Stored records
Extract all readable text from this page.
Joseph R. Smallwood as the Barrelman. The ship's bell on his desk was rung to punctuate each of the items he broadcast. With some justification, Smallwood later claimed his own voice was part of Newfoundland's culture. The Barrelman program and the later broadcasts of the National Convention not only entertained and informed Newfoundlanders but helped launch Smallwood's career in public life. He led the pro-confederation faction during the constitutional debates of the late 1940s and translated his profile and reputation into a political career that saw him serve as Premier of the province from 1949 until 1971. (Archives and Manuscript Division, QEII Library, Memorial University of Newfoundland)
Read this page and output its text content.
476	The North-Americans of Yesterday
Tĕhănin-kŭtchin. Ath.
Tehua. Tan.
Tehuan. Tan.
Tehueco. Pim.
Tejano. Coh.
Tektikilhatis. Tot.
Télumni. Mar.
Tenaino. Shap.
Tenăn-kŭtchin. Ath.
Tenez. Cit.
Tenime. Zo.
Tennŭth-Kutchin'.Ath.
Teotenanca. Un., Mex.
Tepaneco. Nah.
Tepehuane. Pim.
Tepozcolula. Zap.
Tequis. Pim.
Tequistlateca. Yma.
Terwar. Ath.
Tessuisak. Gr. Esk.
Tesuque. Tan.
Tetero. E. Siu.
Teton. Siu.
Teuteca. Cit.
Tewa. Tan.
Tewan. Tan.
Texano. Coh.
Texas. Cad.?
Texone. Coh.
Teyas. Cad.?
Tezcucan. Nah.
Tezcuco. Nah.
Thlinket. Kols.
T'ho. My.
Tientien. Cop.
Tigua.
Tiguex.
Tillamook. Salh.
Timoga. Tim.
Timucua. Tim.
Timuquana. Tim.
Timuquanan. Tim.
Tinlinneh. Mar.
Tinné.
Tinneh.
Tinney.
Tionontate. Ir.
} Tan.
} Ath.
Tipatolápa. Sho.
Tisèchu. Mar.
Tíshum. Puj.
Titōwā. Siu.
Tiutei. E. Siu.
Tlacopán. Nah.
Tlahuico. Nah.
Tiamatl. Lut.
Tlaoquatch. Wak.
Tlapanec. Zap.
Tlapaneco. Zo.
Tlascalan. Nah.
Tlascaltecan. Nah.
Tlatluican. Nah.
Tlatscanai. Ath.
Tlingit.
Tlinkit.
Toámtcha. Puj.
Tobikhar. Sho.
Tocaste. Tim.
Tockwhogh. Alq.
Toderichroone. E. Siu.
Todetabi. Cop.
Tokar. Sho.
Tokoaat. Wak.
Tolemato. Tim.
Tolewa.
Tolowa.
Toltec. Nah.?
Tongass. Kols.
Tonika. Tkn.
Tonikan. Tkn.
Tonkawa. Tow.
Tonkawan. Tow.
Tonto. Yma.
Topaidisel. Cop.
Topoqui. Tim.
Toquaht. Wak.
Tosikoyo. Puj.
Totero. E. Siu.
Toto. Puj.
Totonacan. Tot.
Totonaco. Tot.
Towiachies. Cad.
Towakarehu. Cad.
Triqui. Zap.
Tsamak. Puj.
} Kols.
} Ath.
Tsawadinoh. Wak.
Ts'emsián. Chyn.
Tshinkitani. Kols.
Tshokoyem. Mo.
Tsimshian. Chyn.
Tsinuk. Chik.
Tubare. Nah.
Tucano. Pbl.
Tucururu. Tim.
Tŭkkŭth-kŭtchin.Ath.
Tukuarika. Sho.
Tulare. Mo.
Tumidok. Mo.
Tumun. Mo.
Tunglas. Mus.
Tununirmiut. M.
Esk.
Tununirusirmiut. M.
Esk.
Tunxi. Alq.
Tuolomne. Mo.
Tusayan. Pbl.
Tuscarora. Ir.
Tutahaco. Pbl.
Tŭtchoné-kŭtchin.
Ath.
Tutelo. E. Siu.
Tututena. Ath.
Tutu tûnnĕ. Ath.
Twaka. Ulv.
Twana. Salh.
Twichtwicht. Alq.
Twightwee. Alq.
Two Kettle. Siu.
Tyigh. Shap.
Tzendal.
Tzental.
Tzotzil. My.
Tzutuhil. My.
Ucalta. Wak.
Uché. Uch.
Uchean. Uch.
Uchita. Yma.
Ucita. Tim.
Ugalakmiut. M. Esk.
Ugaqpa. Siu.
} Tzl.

Problem requirements |
From the records above, how many lines include the word "this"? Only the number is wanted.

Full output |
2